__EXERCISE DESCRIPTION__:
Write out again only the lines running from the one that contains "Output the text content of this document." to the end of the records below, including both the first and the last.

Stored entries:
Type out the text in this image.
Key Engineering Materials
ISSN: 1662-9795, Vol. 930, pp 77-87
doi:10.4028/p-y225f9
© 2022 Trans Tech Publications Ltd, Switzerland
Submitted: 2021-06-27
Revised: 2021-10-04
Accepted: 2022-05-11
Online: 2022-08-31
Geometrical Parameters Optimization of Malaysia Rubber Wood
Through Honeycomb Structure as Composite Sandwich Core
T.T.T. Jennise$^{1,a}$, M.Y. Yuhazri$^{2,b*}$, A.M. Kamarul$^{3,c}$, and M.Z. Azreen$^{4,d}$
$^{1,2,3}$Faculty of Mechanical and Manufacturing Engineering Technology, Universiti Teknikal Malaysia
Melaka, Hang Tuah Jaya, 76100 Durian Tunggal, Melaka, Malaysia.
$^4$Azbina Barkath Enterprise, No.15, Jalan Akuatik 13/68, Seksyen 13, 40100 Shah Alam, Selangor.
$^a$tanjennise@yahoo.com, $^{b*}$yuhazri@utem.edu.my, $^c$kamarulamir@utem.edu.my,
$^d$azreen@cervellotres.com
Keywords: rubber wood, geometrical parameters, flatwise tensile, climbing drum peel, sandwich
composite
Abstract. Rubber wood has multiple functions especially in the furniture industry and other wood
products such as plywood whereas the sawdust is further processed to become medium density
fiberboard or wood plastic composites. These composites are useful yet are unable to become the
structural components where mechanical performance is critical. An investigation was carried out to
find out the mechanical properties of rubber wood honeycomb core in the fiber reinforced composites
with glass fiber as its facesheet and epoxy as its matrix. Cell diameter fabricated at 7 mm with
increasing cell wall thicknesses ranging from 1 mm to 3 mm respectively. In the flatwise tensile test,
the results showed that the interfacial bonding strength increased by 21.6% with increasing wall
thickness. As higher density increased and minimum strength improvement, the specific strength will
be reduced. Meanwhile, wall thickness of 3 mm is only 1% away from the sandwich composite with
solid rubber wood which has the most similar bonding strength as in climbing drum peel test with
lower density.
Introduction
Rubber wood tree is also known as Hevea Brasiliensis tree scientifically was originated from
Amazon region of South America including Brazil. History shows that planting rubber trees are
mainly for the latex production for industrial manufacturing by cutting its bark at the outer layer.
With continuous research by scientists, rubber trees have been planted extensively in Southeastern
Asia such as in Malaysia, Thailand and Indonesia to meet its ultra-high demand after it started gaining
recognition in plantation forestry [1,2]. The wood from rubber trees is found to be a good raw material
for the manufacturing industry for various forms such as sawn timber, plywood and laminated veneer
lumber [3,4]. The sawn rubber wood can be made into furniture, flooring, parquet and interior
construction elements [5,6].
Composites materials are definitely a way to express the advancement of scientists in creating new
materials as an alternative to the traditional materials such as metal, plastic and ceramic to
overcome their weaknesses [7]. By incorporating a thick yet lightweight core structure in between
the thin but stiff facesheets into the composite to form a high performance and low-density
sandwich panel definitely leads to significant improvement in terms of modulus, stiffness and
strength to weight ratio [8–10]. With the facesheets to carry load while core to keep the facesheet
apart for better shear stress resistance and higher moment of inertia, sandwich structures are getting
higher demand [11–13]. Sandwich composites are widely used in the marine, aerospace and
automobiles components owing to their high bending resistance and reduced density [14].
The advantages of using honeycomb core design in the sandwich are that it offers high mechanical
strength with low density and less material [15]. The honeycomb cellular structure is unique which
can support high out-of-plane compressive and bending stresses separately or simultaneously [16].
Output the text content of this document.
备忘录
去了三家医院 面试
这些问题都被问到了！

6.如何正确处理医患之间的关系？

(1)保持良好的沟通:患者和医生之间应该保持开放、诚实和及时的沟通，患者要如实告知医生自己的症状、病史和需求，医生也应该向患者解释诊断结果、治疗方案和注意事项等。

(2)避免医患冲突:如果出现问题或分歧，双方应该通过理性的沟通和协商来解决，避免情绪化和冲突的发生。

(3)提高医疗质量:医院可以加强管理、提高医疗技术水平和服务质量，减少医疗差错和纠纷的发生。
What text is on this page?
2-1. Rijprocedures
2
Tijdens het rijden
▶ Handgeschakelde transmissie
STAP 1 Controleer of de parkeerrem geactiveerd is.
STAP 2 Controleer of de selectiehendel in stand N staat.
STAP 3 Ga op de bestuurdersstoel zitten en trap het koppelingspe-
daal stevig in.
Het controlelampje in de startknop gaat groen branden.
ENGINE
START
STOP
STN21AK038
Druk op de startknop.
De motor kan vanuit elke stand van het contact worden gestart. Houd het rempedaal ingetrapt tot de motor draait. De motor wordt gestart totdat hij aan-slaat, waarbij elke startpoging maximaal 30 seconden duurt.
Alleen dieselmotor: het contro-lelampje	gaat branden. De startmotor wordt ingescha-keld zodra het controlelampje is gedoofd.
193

__CORRECT RESPONSE__:
Output the text content of this document.
备忘录
去了三家医院 面试
这些问题都被问到了！

6.如何正确处理医患之间的关系？

(1)保持良好的沟通:患者和医生之间应该保持开放、诚实和及时的沟通，患者要如实告知医生自己的症状、病史和需求，医生也应该向患者解释诊断结果、治疗方案和注意事项等。

(2)避免医患冲突:如果出现问题或分歧，双方应该通过理性的沟通和协商来解决，避免情绪化和冲突的发生。

(3)提高医疗质量:医院可以加强管理、提高医疗技术水平和服务质量，减少医疗差错和纠纷的发生。
What text is on this page?
2-1. Rijprocedures
2
Tijdens het rijden
▶ Handgeschakelde transmissie
STAP 1 Controleer of de parkeerrem geactiveerd is.
STAP 2 Controleer of de selectiehendel in stand N staat.
STAP 3 Ga op de bestuurdersstoel zitten en trap het koppelingspe-
daal stevig in.
Het controlelampje in de startknop gaat groen branden.
ENGINE
START
STOP
STN21AK038
Druk op de startknop.
De motor kan vanuit elke stand van het contact worden gestart. Houd het rempedaal ingetrapt tot de motor draait. De motor wordt gestart totdat hij aan-slaat, waarbij elke startpoging maximaal 30 seconden duurt.
Alleen dieselmotor: het contro-lelampje	gaat branden. De startmotor wordt ingescha-keld zodra het controlelampje is gedoofd.
193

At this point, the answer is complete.